» What is needed
Copy every line that contains the string "document" from the entries below.

» Records for the task
----

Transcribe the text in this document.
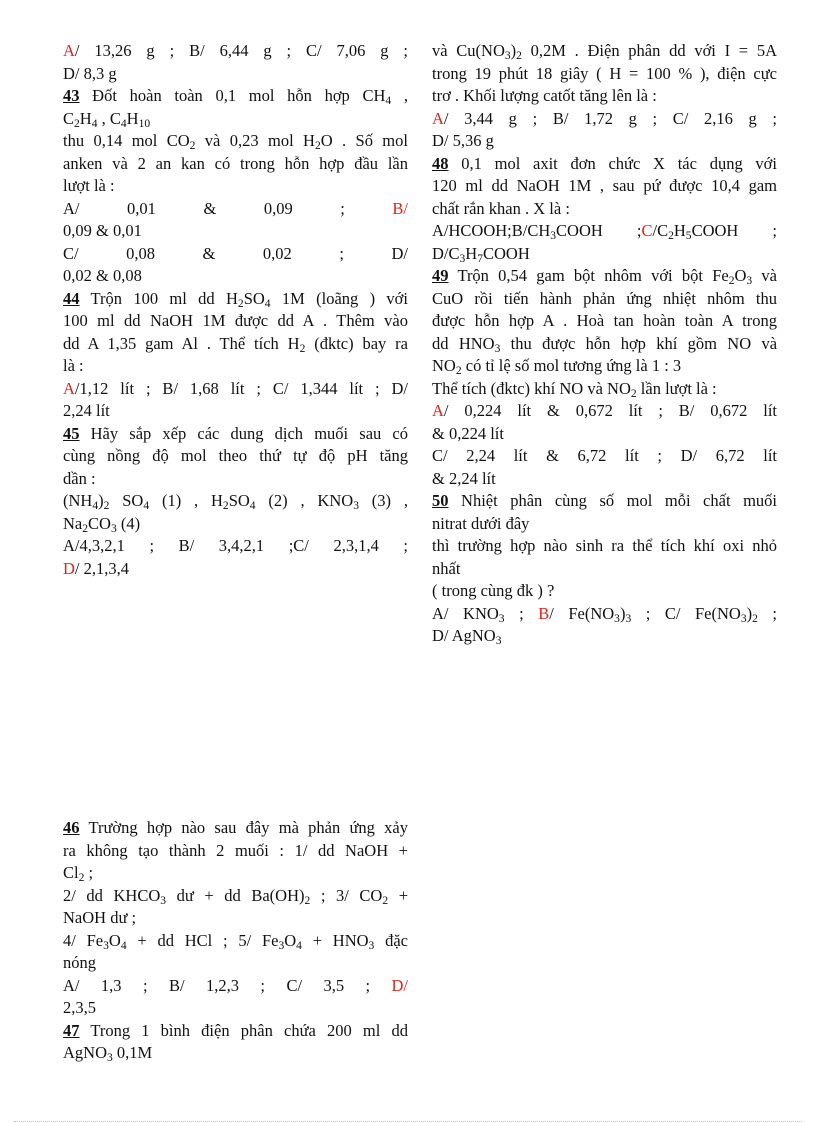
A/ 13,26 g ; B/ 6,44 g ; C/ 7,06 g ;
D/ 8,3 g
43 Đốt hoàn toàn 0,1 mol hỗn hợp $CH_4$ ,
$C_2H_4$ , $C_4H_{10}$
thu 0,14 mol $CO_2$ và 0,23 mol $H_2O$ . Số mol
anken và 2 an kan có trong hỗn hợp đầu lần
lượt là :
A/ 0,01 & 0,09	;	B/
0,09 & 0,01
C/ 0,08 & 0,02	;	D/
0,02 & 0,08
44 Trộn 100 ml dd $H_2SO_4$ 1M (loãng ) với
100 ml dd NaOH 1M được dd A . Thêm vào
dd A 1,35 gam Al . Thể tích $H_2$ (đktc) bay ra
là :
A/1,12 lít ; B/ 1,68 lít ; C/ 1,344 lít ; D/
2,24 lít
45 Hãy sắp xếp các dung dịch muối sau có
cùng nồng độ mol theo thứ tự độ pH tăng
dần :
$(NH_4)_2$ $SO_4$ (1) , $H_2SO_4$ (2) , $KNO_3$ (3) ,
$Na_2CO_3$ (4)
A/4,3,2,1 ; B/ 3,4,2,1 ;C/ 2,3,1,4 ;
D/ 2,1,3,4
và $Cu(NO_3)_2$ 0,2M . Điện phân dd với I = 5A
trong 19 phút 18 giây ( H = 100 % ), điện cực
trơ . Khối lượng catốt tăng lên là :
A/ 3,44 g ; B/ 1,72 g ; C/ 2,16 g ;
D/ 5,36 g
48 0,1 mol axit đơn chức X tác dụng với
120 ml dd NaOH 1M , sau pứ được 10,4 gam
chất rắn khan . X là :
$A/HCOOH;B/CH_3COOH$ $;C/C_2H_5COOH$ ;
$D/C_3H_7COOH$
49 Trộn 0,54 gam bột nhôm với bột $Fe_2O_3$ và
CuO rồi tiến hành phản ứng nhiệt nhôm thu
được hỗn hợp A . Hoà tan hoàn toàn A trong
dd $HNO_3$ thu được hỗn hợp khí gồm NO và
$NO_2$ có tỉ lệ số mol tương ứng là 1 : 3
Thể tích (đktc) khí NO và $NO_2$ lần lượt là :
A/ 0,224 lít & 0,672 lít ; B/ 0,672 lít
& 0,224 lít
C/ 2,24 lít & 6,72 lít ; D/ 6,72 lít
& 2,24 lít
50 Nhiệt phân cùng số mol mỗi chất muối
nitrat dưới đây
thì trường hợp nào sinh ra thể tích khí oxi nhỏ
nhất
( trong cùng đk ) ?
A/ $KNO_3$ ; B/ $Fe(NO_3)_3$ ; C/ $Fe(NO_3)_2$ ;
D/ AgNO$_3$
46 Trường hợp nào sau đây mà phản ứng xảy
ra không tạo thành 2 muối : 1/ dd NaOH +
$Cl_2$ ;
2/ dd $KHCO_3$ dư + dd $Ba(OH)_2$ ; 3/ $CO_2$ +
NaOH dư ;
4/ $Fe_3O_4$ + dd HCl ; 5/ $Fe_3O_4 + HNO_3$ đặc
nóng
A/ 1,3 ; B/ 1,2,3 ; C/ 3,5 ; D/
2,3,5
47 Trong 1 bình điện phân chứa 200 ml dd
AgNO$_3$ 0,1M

----

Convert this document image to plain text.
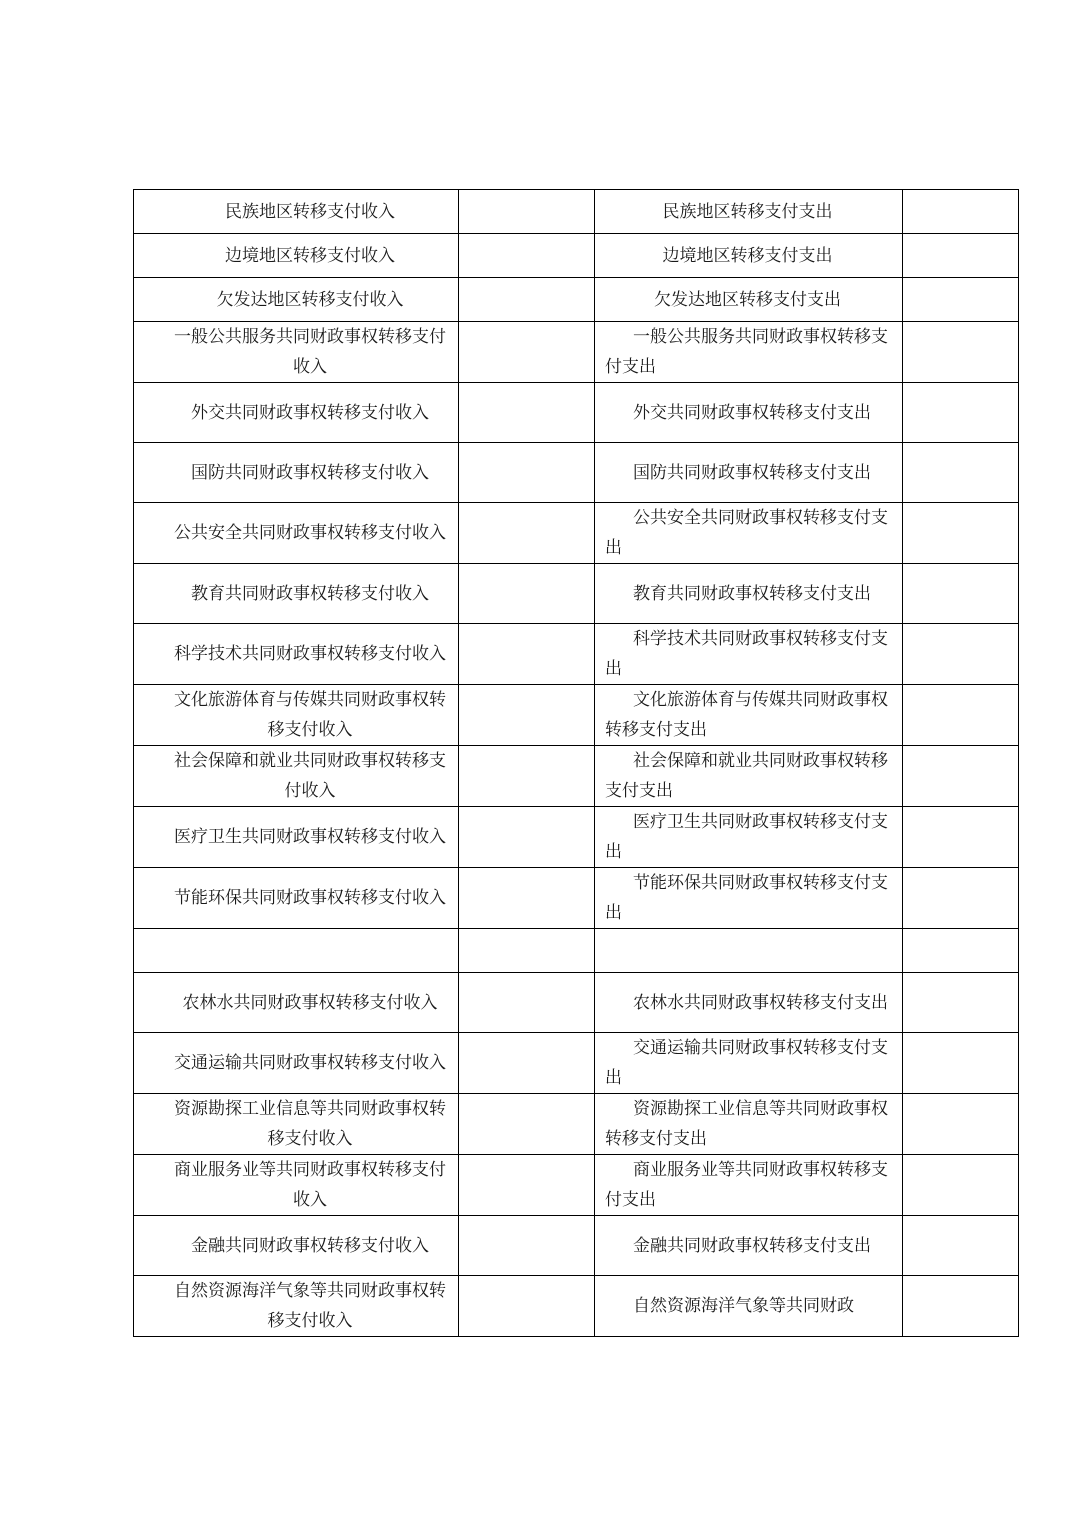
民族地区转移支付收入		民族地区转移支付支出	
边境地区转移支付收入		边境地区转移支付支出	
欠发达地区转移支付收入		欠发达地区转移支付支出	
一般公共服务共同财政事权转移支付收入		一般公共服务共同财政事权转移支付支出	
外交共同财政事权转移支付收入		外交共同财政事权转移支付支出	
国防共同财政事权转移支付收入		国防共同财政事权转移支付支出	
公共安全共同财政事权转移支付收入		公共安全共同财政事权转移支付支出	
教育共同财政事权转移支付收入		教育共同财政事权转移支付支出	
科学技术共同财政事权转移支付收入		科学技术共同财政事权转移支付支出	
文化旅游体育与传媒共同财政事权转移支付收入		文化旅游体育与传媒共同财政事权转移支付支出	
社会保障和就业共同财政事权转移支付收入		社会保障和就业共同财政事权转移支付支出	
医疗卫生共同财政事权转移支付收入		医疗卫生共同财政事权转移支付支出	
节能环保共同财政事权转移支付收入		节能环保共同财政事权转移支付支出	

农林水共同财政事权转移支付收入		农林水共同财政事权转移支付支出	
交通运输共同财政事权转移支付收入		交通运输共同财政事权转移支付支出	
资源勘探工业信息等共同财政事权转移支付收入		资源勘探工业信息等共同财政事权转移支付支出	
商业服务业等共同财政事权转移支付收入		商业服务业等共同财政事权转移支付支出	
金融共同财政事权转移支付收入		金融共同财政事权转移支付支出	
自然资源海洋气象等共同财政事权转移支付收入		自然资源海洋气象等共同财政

----

» Worked answer
Transcribe the text in this document.
Convert this document image to plain text.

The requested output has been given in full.